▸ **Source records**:
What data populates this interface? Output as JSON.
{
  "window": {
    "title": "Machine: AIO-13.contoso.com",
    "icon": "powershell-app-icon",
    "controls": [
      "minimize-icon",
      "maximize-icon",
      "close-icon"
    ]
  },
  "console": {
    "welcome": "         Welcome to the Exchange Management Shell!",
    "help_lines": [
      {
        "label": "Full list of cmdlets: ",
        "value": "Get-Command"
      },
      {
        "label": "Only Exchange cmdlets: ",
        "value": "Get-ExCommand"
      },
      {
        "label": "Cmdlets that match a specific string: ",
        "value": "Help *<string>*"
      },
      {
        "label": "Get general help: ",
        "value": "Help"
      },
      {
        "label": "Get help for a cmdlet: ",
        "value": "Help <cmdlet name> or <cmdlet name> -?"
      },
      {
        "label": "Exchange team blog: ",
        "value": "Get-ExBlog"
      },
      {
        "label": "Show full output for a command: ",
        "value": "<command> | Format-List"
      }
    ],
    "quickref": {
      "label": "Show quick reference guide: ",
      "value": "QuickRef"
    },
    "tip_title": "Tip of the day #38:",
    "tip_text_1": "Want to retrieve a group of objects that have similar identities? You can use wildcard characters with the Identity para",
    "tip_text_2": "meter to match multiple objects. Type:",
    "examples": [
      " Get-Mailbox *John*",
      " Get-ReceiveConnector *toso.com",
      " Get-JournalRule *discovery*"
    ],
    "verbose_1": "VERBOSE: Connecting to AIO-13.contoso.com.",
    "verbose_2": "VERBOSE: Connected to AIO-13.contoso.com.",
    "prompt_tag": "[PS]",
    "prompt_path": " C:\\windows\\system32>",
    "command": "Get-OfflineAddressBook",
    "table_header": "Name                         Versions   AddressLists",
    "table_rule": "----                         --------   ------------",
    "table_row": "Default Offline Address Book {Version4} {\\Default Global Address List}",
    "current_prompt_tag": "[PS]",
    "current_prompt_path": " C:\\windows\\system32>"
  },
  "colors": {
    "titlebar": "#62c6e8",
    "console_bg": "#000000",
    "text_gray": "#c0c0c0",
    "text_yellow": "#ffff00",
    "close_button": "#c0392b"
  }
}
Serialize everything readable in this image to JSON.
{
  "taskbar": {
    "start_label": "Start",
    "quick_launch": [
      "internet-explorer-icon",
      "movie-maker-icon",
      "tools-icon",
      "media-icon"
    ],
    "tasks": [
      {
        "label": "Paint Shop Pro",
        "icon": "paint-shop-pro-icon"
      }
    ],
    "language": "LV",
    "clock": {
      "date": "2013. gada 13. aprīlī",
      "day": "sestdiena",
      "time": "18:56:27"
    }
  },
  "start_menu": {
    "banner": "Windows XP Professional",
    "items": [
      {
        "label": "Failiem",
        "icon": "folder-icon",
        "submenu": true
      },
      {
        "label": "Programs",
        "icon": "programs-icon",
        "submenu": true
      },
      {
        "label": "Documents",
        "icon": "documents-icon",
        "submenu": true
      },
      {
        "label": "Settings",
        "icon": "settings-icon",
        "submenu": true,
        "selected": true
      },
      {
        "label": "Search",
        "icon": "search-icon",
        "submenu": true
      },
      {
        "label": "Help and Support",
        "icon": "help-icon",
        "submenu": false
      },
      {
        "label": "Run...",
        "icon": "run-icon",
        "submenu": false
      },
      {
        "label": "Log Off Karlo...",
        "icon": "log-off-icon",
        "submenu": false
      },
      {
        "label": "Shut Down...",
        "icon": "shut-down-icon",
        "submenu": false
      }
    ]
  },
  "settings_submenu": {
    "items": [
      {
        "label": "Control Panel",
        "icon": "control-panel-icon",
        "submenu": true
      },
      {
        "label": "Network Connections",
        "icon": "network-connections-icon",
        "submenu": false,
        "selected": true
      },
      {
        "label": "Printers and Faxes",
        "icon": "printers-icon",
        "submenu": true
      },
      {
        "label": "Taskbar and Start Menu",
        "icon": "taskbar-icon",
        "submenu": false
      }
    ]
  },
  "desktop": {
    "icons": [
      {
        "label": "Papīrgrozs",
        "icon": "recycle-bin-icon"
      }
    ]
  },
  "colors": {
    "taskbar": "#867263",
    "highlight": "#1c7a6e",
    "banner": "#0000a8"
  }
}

▸ **Problem to work on**: Copy every line above that holds the word "contoso".

▸ **Solved exercise**:
    "title": "Machine: AIO-13.contoso.com",
    "verbose_1": "VERBOSE: Connecting to AIO-13.contoso.com.",
    "verbose_2": "VERBOSE: Connected to AIO-13.contoso.com.",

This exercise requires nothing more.